* [Short exercise]: Pick every line from the data that holds the word "Median".

* [Input data]:
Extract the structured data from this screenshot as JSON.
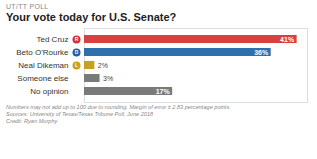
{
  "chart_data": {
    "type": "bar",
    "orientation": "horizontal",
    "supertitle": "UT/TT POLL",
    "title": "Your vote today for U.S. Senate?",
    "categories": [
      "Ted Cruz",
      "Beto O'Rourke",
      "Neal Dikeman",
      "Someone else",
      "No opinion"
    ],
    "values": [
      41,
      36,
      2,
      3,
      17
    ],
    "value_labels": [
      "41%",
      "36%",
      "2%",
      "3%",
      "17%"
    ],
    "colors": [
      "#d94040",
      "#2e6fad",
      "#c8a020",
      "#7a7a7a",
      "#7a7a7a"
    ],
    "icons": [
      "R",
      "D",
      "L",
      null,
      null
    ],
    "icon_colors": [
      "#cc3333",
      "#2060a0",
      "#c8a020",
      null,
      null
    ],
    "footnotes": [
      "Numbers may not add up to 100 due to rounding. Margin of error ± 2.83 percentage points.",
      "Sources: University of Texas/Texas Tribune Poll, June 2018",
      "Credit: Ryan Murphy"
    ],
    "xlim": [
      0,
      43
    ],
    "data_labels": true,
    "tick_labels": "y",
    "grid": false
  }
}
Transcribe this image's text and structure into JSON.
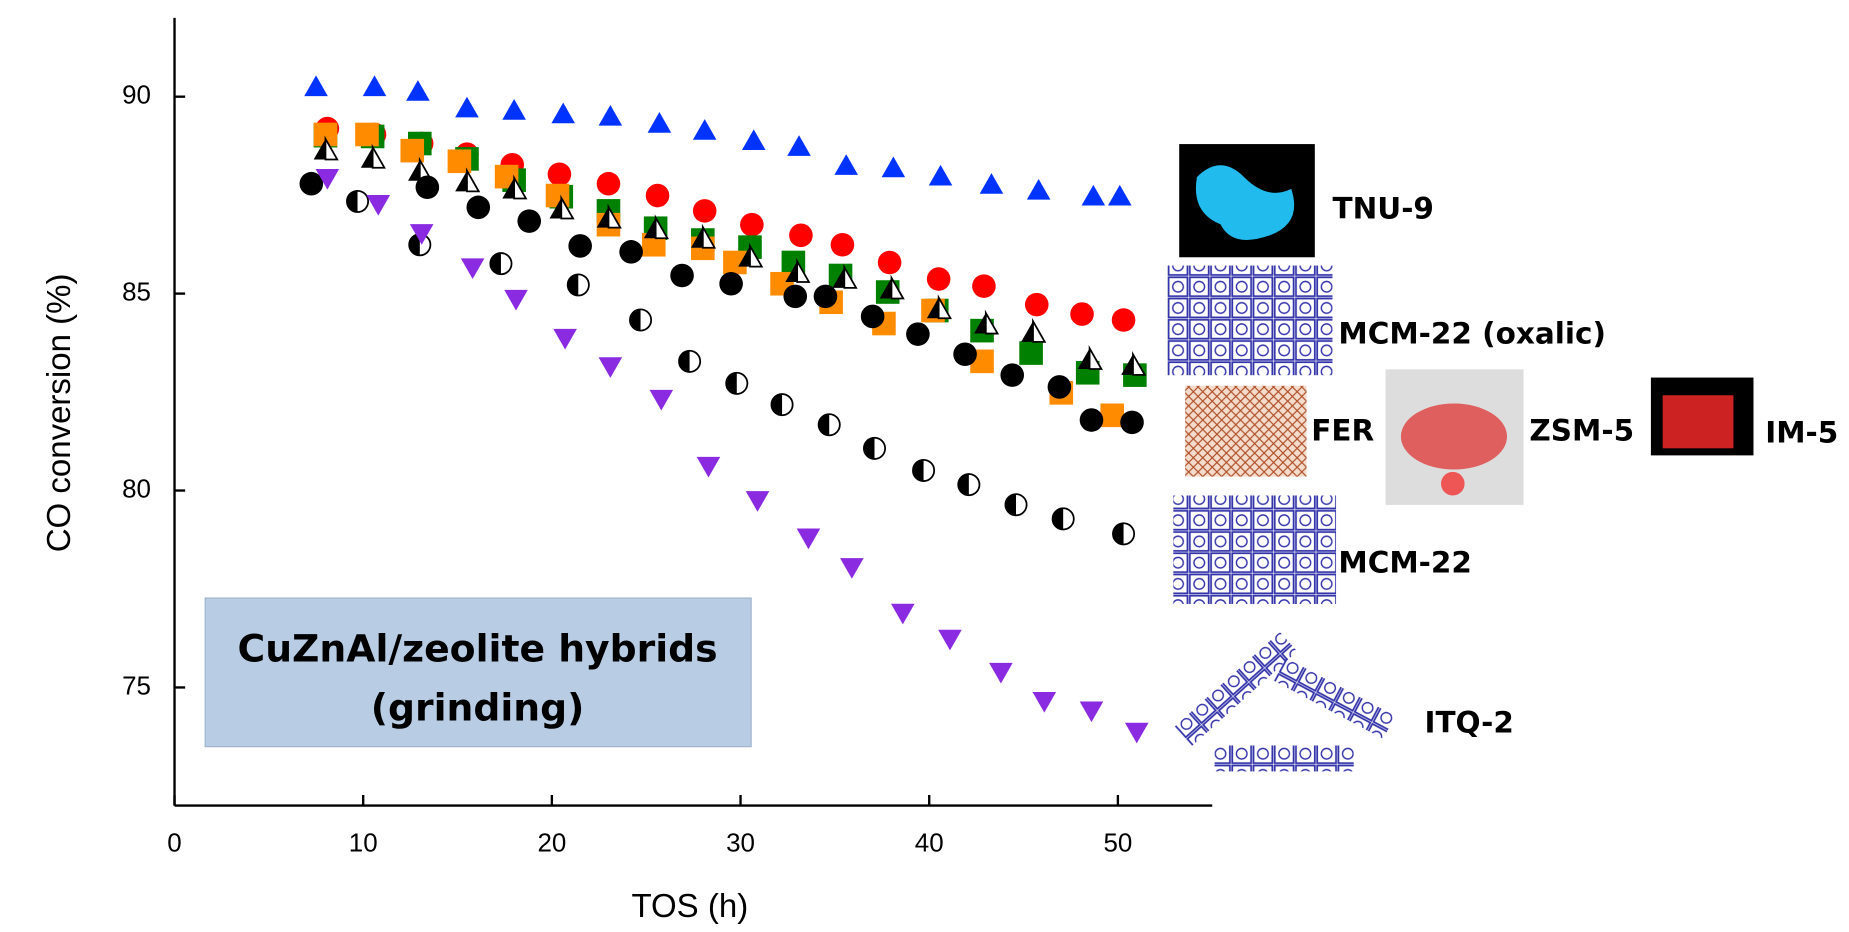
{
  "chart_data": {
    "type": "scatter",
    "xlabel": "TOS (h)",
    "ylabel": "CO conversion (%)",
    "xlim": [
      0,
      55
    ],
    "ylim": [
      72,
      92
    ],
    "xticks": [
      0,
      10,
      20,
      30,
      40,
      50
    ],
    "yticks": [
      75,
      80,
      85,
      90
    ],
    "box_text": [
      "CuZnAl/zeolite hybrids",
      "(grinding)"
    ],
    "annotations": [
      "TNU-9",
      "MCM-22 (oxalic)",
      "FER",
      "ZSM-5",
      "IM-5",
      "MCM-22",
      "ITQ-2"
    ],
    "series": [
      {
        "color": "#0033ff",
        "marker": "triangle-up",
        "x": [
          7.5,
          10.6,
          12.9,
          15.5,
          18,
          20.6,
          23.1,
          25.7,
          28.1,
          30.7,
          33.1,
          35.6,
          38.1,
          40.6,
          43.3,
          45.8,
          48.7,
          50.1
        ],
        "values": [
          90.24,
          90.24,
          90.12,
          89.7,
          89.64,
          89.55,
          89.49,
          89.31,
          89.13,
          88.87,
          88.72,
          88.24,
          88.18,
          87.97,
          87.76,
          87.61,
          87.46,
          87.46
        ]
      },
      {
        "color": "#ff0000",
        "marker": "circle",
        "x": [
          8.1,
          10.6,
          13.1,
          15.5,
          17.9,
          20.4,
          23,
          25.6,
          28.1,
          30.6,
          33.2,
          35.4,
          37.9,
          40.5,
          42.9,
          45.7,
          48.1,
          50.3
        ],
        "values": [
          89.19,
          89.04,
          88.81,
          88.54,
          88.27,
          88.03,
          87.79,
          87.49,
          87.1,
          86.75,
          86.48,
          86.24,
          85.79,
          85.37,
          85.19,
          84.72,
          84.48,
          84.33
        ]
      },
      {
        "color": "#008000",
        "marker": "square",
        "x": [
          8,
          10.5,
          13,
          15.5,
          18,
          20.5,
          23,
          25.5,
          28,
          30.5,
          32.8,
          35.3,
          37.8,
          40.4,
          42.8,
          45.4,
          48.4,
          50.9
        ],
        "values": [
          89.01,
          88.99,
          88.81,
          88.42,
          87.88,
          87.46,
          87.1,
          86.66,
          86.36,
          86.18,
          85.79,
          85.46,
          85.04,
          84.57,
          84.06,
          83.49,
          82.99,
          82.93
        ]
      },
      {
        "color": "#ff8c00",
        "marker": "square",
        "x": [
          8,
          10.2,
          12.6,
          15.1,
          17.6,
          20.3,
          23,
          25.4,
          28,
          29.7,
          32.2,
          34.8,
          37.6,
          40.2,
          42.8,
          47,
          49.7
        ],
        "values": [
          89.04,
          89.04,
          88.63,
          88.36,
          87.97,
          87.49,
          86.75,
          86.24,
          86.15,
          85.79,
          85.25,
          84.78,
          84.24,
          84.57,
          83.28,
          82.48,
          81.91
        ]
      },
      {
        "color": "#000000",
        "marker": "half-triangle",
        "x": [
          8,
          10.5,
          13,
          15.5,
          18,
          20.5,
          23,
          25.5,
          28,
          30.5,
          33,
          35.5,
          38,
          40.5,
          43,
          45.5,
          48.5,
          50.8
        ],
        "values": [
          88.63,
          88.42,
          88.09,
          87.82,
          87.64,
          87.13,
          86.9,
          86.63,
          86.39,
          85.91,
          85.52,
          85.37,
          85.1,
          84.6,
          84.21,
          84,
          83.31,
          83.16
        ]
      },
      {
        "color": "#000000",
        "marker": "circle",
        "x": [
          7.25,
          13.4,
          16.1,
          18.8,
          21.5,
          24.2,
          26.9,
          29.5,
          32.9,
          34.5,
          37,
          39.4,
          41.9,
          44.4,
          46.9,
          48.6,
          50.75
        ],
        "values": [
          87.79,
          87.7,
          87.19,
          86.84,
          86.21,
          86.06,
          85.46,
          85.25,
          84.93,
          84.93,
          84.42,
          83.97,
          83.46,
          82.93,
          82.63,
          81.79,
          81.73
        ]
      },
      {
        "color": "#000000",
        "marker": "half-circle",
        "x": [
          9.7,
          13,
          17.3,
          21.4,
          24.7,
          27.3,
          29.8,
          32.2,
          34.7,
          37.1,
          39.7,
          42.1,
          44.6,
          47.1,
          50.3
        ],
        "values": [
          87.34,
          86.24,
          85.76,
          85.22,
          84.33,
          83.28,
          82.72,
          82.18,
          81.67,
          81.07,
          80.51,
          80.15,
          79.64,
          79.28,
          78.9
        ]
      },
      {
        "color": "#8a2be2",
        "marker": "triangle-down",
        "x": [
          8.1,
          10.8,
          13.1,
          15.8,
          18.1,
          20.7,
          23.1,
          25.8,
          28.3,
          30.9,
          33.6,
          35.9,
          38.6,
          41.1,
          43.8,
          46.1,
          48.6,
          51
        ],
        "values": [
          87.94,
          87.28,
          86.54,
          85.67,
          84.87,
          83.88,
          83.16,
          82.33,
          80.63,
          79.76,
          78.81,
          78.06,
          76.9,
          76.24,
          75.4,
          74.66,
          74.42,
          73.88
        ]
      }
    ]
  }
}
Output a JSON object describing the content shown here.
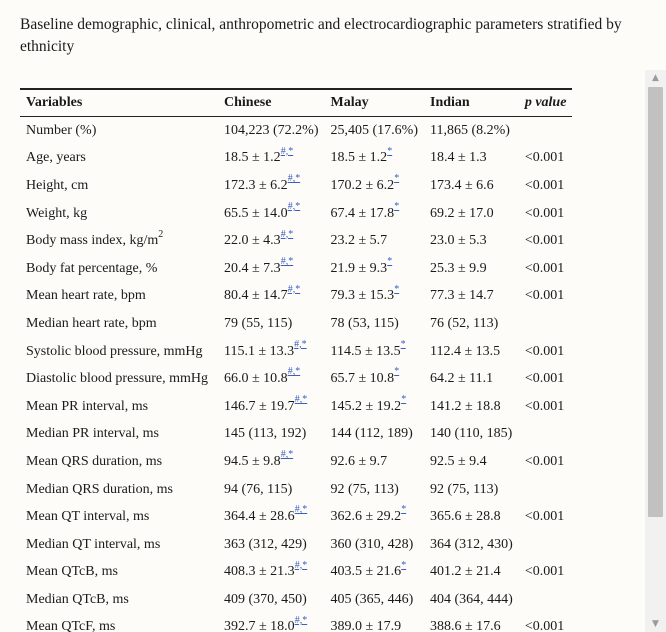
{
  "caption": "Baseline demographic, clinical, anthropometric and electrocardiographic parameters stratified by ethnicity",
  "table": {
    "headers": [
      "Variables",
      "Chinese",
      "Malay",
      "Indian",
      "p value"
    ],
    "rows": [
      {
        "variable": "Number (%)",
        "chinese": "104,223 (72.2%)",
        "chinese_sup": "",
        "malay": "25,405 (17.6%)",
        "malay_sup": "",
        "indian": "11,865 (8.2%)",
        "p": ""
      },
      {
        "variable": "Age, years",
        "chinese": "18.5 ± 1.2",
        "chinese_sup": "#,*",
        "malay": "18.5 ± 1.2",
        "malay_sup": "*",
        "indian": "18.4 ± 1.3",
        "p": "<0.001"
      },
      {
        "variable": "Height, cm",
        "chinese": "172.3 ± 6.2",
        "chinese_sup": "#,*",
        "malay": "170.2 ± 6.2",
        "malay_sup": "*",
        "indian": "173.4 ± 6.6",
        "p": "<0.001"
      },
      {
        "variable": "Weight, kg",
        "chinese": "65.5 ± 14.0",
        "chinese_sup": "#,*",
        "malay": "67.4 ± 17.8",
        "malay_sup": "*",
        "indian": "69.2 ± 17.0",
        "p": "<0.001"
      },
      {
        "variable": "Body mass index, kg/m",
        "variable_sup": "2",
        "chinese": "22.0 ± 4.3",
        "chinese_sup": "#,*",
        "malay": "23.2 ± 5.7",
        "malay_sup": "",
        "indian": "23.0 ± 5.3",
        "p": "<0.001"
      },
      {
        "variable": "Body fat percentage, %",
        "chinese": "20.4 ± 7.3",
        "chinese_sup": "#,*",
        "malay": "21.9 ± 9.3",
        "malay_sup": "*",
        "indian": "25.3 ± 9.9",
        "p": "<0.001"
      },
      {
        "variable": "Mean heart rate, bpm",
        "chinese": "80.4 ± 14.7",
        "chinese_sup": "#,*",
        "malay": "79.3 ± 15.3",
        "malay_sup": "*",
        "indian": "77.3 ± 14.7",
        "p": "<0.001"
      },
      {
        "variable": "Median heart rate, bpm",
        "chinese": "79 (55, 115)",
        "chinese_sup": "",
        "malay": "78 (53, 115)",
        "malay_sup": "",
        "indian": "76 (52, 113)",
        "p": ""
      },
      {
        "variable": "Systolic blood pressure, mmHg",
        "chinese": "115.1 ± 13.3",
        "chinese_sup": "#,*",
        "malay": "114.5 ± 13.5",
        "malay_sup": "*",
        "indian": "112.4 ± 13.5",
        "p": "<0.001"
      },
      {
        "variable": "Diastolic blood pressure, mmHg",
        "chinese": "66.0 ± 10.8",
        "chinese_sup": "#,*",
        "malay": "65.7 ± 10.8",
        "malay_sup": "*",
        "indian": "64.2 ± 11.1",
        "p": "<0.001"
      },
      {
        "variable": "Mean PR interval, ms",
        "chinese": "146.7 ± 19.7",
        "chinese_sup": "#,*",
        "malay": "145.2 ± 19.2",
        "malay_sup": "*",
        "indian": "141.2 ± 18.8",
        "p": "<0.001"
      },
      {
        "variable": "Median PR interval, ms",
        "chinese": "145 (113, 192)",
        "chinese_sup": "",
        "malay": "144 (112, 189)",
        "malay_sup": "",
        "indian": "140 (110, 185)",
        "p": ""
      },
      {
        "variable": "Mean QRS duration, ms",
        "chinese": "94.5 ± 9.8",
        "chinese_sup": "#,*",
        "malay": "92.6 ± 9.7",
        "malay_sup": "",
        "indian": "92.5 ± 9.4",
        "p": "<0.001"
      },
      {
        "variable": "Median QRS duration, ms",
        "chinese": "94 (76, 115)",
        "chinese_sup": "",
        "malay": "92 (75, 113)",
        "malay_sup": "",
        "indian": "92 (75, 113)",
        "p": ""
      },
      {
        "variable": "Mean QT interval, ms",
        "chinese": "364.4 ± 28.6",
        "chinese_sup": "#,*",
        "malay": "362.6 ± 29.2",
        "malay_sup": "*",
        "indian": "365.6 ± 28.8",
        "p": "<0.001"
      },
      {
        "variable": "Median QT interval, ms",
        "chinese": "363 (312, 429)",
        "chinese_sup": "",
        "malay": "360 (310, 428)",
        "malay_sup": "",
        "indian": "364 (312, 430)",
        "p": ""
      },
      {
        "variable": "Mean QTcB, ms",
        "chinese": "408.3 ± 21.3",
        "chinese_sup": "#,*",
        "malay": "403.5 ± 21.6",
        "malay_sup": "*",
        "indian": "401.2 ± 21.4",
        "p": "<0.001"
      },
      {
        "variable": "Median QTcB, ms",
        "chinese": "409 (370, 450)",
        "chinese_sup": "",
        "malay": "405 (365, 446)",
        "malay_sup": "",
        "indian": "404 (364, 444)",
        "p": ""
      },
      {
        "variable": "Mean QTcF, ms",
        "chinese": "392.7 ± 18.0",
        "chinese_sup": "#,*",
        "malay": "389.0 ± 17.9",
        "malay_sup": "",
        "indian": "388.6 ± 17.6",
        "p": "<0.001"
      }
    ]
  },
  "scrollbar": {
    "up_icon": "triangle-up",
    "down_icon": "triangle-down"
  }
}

* [The response]:
        "variable": "Median heart rate, bpm",
        "variable": "Median PR interval, ms",
        "variable": "Median QRS duration, ms",
        "variable": "Median QT interval, ms",
        "variable": "Median QTcB, ms",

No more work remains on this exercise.